Dataset items:
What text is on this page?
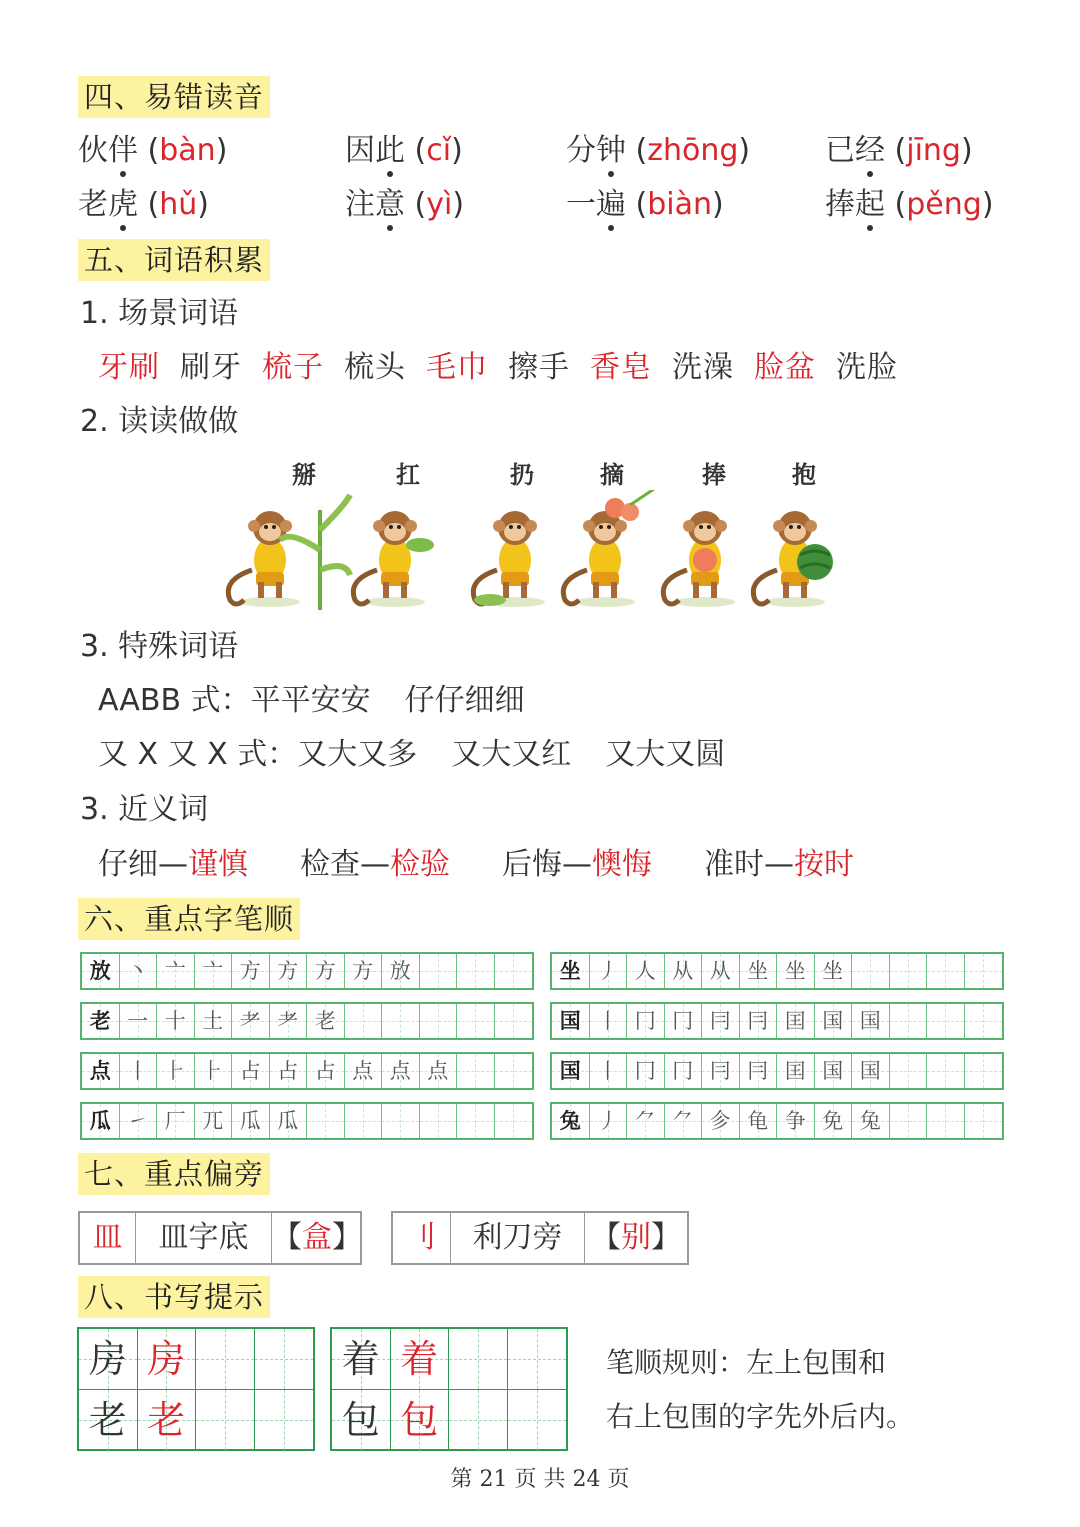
四、易错读音
伙伴 (bàn)	因此 (cǐ)	分钟 (zhōng) 已经 (jīng)
老虎 (hǔ)	注意 (yì)	一遍 (biàn)	捧起 (pěng)
五、词语积累
1. 场景词语
牙刷 刷牙 梳子 梳头 毛巾 擦手 香皂 洗澡 脸盆 洗脸
2. 读读做做
掰	扛	扔	摘	捧	抱
3. 特殊词语
AABB 式：平平安安 仔仔细细
又 X 又 X 式：又大又多 又大又红 又大又圆
3. 近义词
仔细—谨慎 检查—检验 后悔—懊悔 准时—按时
六、重点字笔顺
放 丶 亠 亠 方 方 方 方 放
老 一 十 土 耂 耂 老
点 丨 ⺊ ⺊ 占 占 占 点 点 点
瓜 ㇀ 厂 兀 瓜 瓜
坐 丿 人 从 从 坐 坐 坐
国 丨 冂 冂 冃 冃 囯 国 国
国 丨 冂 冂 冃 冃 囯 国 国
兔 丿 ⺈ ⺈ 㐱 龟 争 免 兔
七、重点偏旁
皿	皿字底 【盒】	刂	利刀旁 【别】
八、书写提示
房 房
老 老
着 着
包 包
笔顺规则：左上包围和
右上包围的字先外后内。
第 21 页 共 24 页
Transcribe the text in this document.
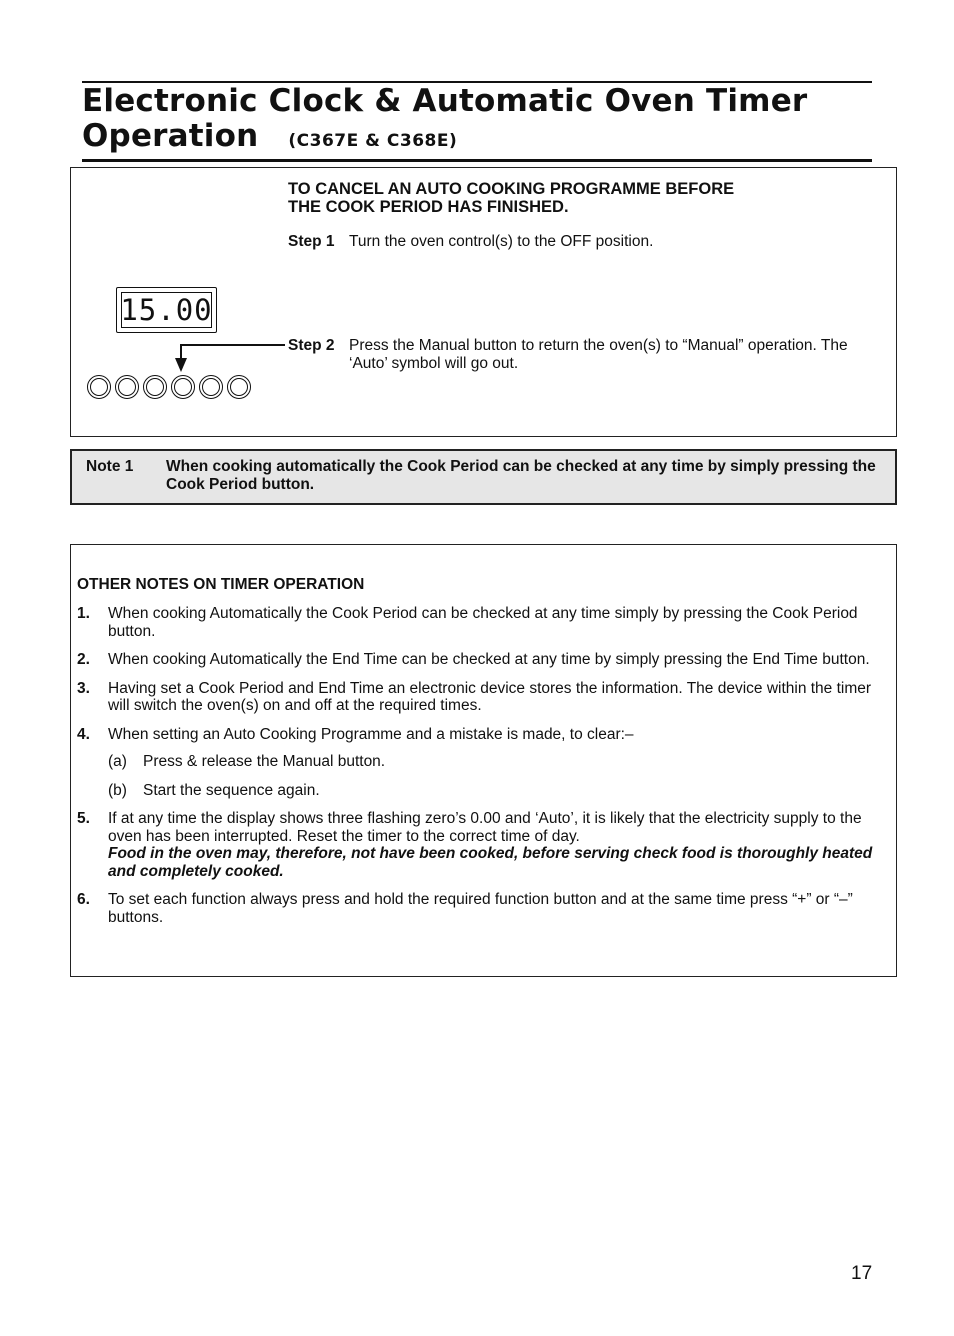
Electronic Clock & Automatic Oven Timer
Operation (C367E & C368E)
TO CANCEL AN AUTO COOKING PROGRAMME BEFORE
THE COOK PERIOD HAS FINISHED.
Step 1 Turn the oven control(s) to the OFF position.
15.00
Step 2 Press the Manual button to return the oven(s) to “Manual” operation. The ‘Auto’ symbol will go out.
Note 1 When cooking automatically the Cook Period can be checked at any time by simply pressing the Cook Period button.
OTHER NOTES ON TIMER OPERATION
1. When cooking Automatically the Cook Period can be checked at any time simply by pressing the Cook Period button.
2. When cooking Automatically the End Time can be checked at any time by simply pressing the End Time button.
3. Having set a Cook Period and End Time an electronic device stores the information. The device within the timer will switch the oven(s) on and off at the required times.
4. When setting an Auto Cooking Programme and a mistake is made, to clear:–
(a) Press & release the Manual button.
(b) Start the sequence again.
5. If at any time the display shows three flashing zero’s 0.00 and ‘Auto’, it is likely that the electricity supply to the oven has been interrupted. Reset the timer to the correct time of day.
Food in the oven may, therefore, not have been cooked, before serving check food is thoroughly heated and completely cooked.
6. To set each function always press and hold the required function button and at the same time press “+” or “–” buttons.
17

» **What to produce**: Extract the run of lines beginning with the line that holds "Transcribe the text in this document." and ending at the last line of the data, inclusive. Exclude any pictures from the copy.

» **Answer below**:
Transcribe the text in this document.
Electronic Clock & Automatic Oven Timer
Operation (C367E & C368E)
TO CANCEL AN AUTO COOKING PROGRAMME BEFORE
THE COOK PERIOD HAS FINISHED.
Step 1 Turn the oven control(s) to the OFF position.
15.00
Step 2 Press the Manual button to return the oven(s) to “Manual” operation. The ‘Auto’ symbol will go out.
Note 1 When cooking automatically the Cook Period can be checked at any time by simply pressing the Cook Period button.
OTHER NOTES ON TIMER OPERATION
1. When cooking Automatically the Cook Period can be checked at any time simply by pressing the Cook Period button.
2. When cooking Automatically the End Time can be checked at any time by simply pressing the End Time button.
3. Having set a Cook Period and End Time an electronic device stores the information. The device within the timer will switch the oven(s) on and off at the required times.
4. When setting an Auto Cooking Programme and a mistake is made, to clear:–
(a) Press & release the Manual button.
(b) Start the sequence again.
5. If at any time the display shows three flashing zero’s 0.00 and ‘Auto’, it is likely that the electricity supply to the oven has been interrupted. Reset the timer to the correct time of day.
Food in the oven may, therefore, not have been cooked, before serving check food is thoroughly heated and completely cooked.
6. To set each function always press and hold the required function button and at the same time press “+” or “–” buttons.
17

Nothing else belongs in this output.